## Text
++++++++++

Control of Work: why software is only 20% of success

Implementing or replacing a Control of Work system can be a daunting task.  The project normally begins with an internal team outlining requirements and evaluating available options.  There is a lot to consider – the efficiency, the cost, the timescale, whether the new software integrates with existing business programmes and if it has a user-friendly, intuitive interface. While these are extremely important questions to answer, there is more to a Control of Work project than meets the eye. Very often, companies fall into the trap of choosing ‘the best piece of software’.

Choosing the best software, although essential, is not the key objective of the project.  The objective of a Control of Work project is to embed a safe system of work that reduces Control of Work risk and increases efficiency; ultimately creating a safer working environment.

This objective demands a holistic approach to Control of Work and requires careful planning of each of the critical areas of an integrated safe system of work project:

  • Consultancy and the outlining of requirements of a Control of Work system are the very first steps that no company should skip.  Yet due to time pressures and the desire to act fast, this stage is often rushed.  The oil and gas industry offers a significant amount of expertise and best practice in Control of Work systems. Why not involve external consultants to work with the internal Control of Work team and capitalise on their knowledge and objective advice?

++++++++++

## Information given
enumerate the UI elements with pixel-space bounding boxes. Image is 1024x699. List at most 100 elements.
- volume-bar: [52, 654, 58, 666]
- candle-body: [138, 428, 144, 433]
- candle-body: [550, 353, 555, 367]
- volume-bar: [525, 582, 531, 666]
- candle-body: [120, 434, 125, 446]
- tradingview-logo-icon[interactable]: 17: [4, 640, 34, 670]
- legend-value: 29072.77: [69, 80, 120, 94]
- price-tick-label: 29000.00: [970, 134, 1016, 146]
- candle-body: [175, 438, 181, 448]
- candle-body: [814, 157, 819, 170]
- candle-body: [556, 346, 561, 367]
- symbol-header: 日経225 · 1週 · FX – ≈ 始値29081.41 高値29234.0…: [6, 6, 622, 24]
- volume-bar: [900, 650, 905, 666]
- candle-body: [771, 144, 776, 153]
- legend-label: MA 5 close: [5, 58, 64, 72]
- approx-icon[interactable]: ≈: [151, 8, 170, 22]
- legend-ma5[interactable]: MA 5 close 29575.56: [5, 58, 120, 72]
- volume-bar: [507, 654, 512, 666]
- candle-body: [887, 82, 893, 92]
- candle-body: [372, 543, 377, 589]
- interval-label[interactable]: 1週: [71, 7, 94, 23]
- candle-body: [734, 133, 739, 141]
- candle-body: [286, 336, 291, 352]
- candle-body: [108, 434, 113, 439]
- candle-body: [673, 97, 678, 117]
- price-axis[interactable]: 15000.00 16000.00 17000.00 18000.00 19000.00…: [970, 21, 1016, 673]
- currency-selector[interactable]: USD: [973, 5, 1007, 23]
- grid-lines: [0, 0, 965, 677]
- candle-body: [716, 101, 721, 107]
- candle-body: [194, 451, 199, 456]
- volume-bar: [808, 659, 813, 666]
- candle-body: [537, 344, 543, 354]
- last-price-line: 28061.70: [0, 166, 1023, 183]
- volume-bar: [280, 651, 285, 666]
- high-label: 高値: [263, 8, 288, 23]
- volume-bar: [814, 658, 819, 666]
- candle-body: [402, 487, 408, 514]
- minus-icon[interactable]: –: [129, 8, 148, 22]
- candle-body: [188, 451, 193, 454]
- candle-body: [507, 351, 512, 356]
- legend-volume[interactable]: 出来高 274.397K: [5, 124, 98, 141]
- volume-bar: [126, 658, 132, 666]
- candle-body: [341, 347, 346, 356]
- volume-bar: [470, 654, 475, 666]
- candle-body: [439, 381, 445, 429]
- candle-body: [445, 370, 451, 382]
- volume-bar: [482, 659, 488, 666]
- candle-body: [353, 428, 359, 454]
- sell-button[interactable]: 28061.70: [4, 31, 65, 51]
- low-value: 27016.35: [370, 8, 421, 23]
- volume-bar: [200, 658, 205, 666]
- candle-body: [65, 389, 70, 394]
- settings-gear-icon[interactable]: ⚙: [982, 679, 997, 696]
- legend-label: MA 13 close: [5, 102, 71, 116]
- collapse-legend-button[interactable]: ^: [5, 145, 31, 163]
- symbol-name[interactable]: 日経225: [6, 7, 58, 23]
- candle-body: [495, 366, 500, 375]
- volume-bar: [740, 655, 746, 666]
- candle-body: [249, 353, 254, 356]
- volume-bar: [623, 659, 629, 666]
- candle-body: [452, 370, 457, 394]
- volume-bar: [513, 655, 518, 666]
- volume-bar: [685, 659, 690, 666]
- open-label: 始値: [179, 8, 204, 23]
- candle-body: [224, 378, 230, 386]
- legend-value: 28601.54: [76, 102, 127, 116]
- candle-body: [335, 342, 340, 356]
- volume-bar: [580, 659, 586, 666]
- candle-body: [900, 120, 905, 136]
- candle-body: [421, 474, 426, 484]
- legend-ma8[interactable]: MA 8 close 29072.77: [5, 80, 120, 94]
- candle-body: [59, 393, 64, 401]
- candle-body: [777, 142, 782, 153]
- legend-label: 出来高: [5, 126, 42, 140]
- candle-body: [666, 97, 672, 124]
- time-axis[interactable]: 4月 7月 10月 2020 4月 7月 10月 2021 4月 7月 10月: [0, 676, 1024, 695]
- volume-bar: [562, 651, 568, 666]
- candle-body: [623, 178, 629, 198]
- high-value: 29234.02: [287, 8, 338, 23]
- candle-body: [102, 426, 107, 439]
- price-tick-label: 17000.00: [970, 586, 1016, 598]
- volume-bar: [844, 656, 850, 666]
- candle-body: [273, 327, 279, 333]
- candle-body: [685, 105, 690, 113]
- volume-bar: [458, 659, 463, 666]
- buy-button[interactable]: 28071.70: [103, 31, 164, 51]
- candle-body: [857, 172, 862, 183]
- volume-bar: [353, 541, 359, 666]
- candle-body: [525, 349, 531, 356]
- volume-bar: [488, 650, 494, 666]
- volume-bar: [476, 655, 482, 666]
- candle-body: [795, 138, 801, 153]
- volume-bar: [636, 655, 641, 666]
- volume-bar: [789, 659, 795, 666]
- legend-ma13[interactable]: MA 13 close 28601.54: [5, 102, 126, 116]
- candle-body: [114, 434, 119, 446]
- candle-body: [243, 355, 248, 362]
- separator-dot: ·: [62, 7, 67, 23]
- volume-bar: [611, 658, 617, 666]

++++++++++

## What you have to do
Decide whether each statement agrees with the Control of Work text above, answering yes or no and quoting the deciding words: (a) Picking the best software is the main objective of a Control of Work project. (b) The consultancy and requirements stage is often rushed. (c) External consultants are meant to take the place of the internal Control of Work team.

## Finished task
(a) No: "Choosing the best software, although essential, is not the key objective of the project."
(b) Yes: "Yet due to time pressures and the desire to act fast, this stage is often rushed."
(c) No: "Why not involve external consultants to work with the internal Control of Work team and capitalise on their knowledge and objective advice?"